>>>

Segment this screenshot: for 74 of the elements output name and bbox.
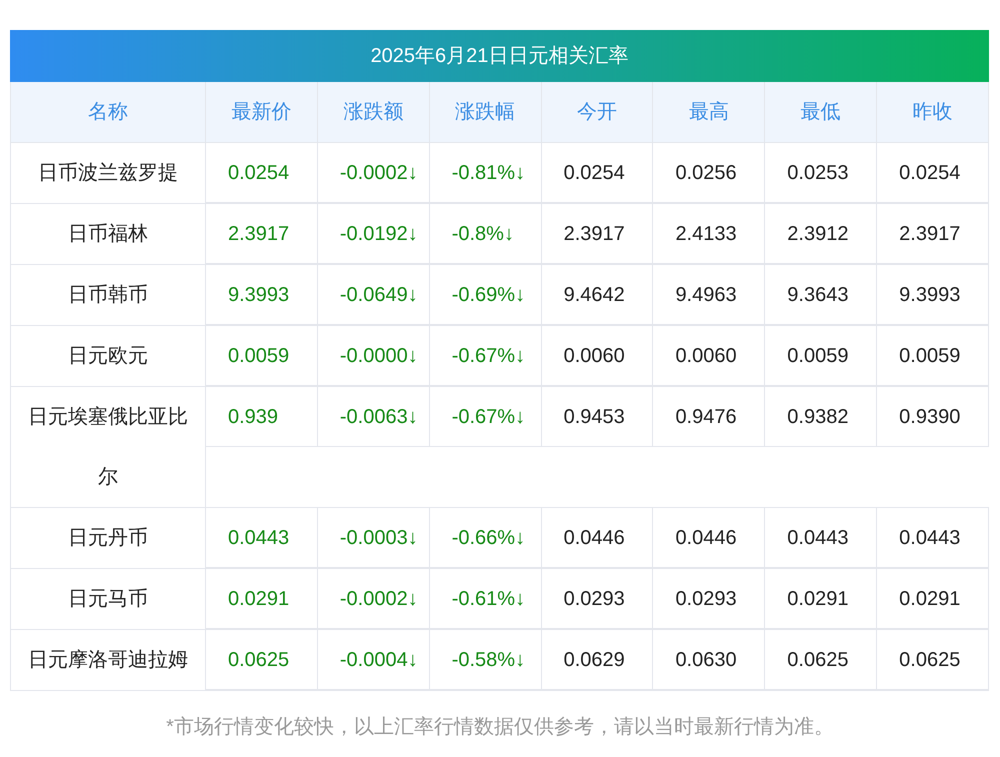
table-cell: 0.0253: [765, 143, 878, 203]
table-cell: 0.0630: [653, 630, 766, 690]
table-cell: 0.0293: [542, 569, 654, 629]
table-cell: 0.0291: [765, 569, 878, 629]
table-cell: 日币波兰兹罗提: [11, 143, 206, 203]
column-header: 最低: [765, 82, 878, 142]
table-cell: -0.0000↓: [318, 326, 430, 386]
table-cell: 9.3993: [877, 265, 990, 325]
table-cell: 9.4963: [653, 265, 766, 325]
table-cell: 0.0254: [877, 143, 990, 203]
table-cell: 0.0059: [206, 326, 318, 386]
table-cell: 2.3912: [765, 204, 878, 264]
table-cell: 日元摩洛哥迪拉姆: [11, 630, 206, 690]
table-cell: 0.0625: [765, 630, 878, 690]
table-cell: -0.0002↓: [318, 569, 430, 629]
table-cell: 0.9382: [765, 387, 878, 447]
table-cell: -0.66%↓: [430, 508, 542, 568]
table-cell: 2.4133: [653, 204, 766, 264]
table-cell: -0.0004↓: [318, 630, 430, 690]
table-cell: 0.0059: [877, 326, 990, 386]
table-cell: 0.0291: [206, 569, 318, 629]
column-header: 名称: [11, 82, 206, 142]
table-cell: 0.0059: [765, 326, 878, 386]
table-cell: 2.3917: [206, 204, 318, 264]
table-cell: 日元欧元: [11, 326, 206, 386]
table-cell: 日元埃塞俄比亚比尔: [11, 387, 206, 507]
column-header: 涨跌幅: [430, 82, 542, 142]
table-cell: 2.3917: [542, 204, 654, 264]
column-header: 昨收: [877, 82, 990, 142]
table-cell: 0.0256: [653, 143, 766, 203]
table-cell: 0.0060: [653, 326, 766, 386]
table-cell: 日元丹币: [11, 508, 206, 568]
table-cell: 9.3993: [206, 265, 318, 325]
column-header: 最新价: [206, 82, 318, 142]
table-cell: -0.0002↓: [318, 143, 430, 203]
table-cell: 0.0443: [765, 508, 878, 568]
table-cell: -0.61%↓: [430, 569, 542, 629]
table-cell: -0.81%↓: [430, 143, 542, 203]
table-cell: -0.0003↓: [318, 508, 430, 568]
table-cell: 0.9453: [542, 387, 654, 447]
table-cell: 9.3643: [765, 265, 878, 325]
table-cell: 0.0254: [542, 143, 654, 203]
table-cell: 0.0293: [653, 569, 766, 629]
table-cell: 0.9476: [653, 387, 766, 447]
column-header: 最高: [653, 82, 766, 142]
table-cell: 日币福林: [11, 204, 206, 264]
table-cell: 0.0060: [542, 326, 654, 386]
table-cell: 日币韩币: [11, 265, 206, 325]
table-cell: -0.0649↓: [318, 265, 430, 325]
table-cell: 0.0443: [206, 508, 318, 568]
table-title: 2025年6月21日日元相关汇率: [10, 30, 989, 82]
table-cell: 0.0625: [206, 630, 318, 690]
table-cell: -0.0063↓: [318, 387, 430, 447]
table-cell: 9.4642: [542, 265, 654, 325]
table-cell: -0.69%↓: [430, 265, 542, 325]
table-cell: 0.0446: [542, 508, 654, 568]
table-cell: 0.0625: [877, 630, 990, 690]
table-cell: 0.9390: [877, 387, 990, 447]
table-cell: -0.8%↓: [430, 204, 542, 264]
table-cell: -0.0192↓: [318, 204, 430, 264]
table-cell: 2.3917: [877, 204, 990, 264]
table-cell: 日元马币: [11, 569, 206, 629]
column-header: 涨跌额: [318, 82, 430, 142]
table-cell: 0.939: [206, 387, 318, 447]
table-cell: 0.0629: [542, 630, 654, 690]
table-cell: -0.67%↓: [430, 326, 542, 386]
table-cell: 0.0254: [206, 143, 318, 203]
footnote: *市场行情变化较快，以上汇率行情数据仅供参考，请以当时最新行情为准。: [165, 715, 835, 740]
table-cell: 0.0443: [877, 508, 990, 568]
table-cell: -0.58%↓: [430, 630, 542, 690]
table-cell: -0.67%↓: [430, 387, 542, 447]
table-cell: 0.0291: [877, 569, 990, 629]
table-cell: 0.0446: [653, 508, 766, 568]
column-header: 今开: [542, 82, 654, 142]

<<<

■ THE TASK
Turn every line of the records above into a JSON list of strings, one string per line, skipping blank lines. Leave the pictures out of the answer.

■ RESULT OF THE EXERCISE
[
  "Segment this screenshot: for 74 of the elements output name and bbox.",
  "table-cell: 0.0253: [765, 143, 878, 203]",
  "table-cell: 0.0630: [653, 630, 766, 690]",
  "table-cell: 0.0293: [542, 569, 654, 629]",
  "table-cell: 0.0291: [765, 569, 878, 629]",
  "table-cell: 日币波兰兹罗提: [11, 143, 206, 203]",
  "column-header: 最低: [765, 82, 878, 142]",
  "table-cell: -0.0000↓: [318, 326, 430, 386]",
  "table-cell: 9.3993: [877, 265, 990, 325]",
  "table-cell: 9.4963: [653, 265, 766, 325]",
  "table-cell: 0.0254: [877, 143, 990, 203]",
  "table-cell: 0.0059: [206, 326, 318, 386]",
  "table-cell: 2.3912: [765, 204, 878, 264]",
  "table-cell: 日元摩洛哥迪拉姆: [11, 630, 206, 690]",
  "table-cell: 0.0625: [765, 630, 878, 690]",
  "table-cell: -0.0002↓: [318, 569, 430, 629]",
  "table-cell: 0.9382: [765, 387, 878, 447]",
  "table-cell: -0.66%↓: [430, 508, 542, 568]",
  "table-cell: 2.4133: [653, 204, 766, 264]",
  "table-cell: -0.0004↓: [318, 630, 430, 690]",
  "table-cell: 0.0059: [877, 326, 990, 386]",
  "table-cell: 0.0291: [206, 569, 318, 629]",
  "column-header: 名称: [11, 82, 206, 142]",
  "table-cell: 0.0059: [765, 326, 878, 386]",
  "table-cell: 2.3917: [206, 204, 318, 264]",
  "table-cell: 日元欧元: [11, 326, 206, 386]",
  "table-cell: 日元埃塞俄比亚比尔: [11, 387, 206, 507]",
  "column-header: 涨跌幅: [430, 82, 542, 142]",
  "table-cell: 2.3917: [542, 204, 654, 264]",
  "column-header: 昨收: [877, 82, 990, 142]",
  "table-cell: 0.0256: [653, 143, 766, 203]",
  "table-cell: 0.0060: [653, 326, 766, 386]",
  "table-cell: 日元丹币: [11, 508, 206, 568]",
  "table-cell: 9.3993: [206, 265, 318, 325]",
  "column-header: 最新价: [206, 82, 318, 142]",
  "table-cell: -0.0002↓: [318, 143, 430, 203]",
  "table-cell: 0.0443: [765, 508, 878, 568]",
  "table-cell: -0.61%↓: [430, 569, 542, 629]",
  "table-cell: -0.81%↓: [430, 143, 542, 203]",
  "table-cell: -0.0003↓: [318, 508, 430, 568]",
  "table-cell: 0.9453: [542, 387, 654, 447]",
  "table-cell: 9.3643: [765, 265, 878, 325]",
  "table-cell: 0.0254: [542, 143, 654, 203]",
  "table-cell: 0.0293: [653, 569, 766, 629]",
  "table-cell: 0.9476: [653, 387, 766, 447]",
  "column-header: 最高: [653, 82, 766, 142]",
  "table-cell: 日币福林: [11, 204, 206, 264]",
  "table-cell: 0.0060: [542, 326, 654, 386]",
  "table-cell: 日币韩币: [11, 265, 206, 325]",
  "table-cell: -0.0649↓: [318, 265, 430, 325]",
  "table-cell: 0.0443: [206, 508, 318, 568]",
  "table-title: 2025年6月21日日元相关汇率: [10, 30, 989, 82]",
  "table-cell: 0.0625: [206, 630, 318, 690]",
  "table-cell: -0.0063↓: [318, 387, 430, 447]",
  "table-cell: 9.4642: [542, 265, 654, 325]",
  "table-cell: -0.69%↓: [430, 265, 542, 325]",
  "table-cell: 0.0446: [542, 508, 654, 568]",
  "table-cell: 0.0625: [877, 630, 990, 690]",
  "table-cell: 0.9390: [877, 387, 990, 447]",
  "table-cell: -0.8%↓: [430, 204, 542, 264]",
  "table-cell: -0.0192↓: [318, 204, 430, 264]",
  "table-cell: 2.3917: [877, 204, 990, 264]",
  "table-cell: 日元马币: [11, 569, 206, 629]",
  "column-header: 涨跌额: [318, 82, 430, 142]",
  "table-cell: 0.939: [206, 387, 318, 447]",
  "table-cell: 0.0629: [542, 630, 654, 690]",
  "table-cell: -0.67%↓: [430, 326, 542, 386]",
  "table-cell: 0.0254: [206, 143, 318, 203]",
  "footnote: *市场行情变化较快，以上汇率行情数据仅供参考，请以当时最新行情为准。: [165, 715, 835, 740]",
  "table-cell: 0.0443: [877, 508, 990, 568]",
  "table-cell: -0.58%↓: [430, 630, 542, 690]",
  "table-cell: -0.67%↓: [430, 387, 542, 447]",
  "table-cell: 0.0291: [877, 569, 990, 629]",
  "table-cell: 0.0446: [653, 508, 766, 568]",
  "column-header: 今开: [542, 82, 654, 142]"
]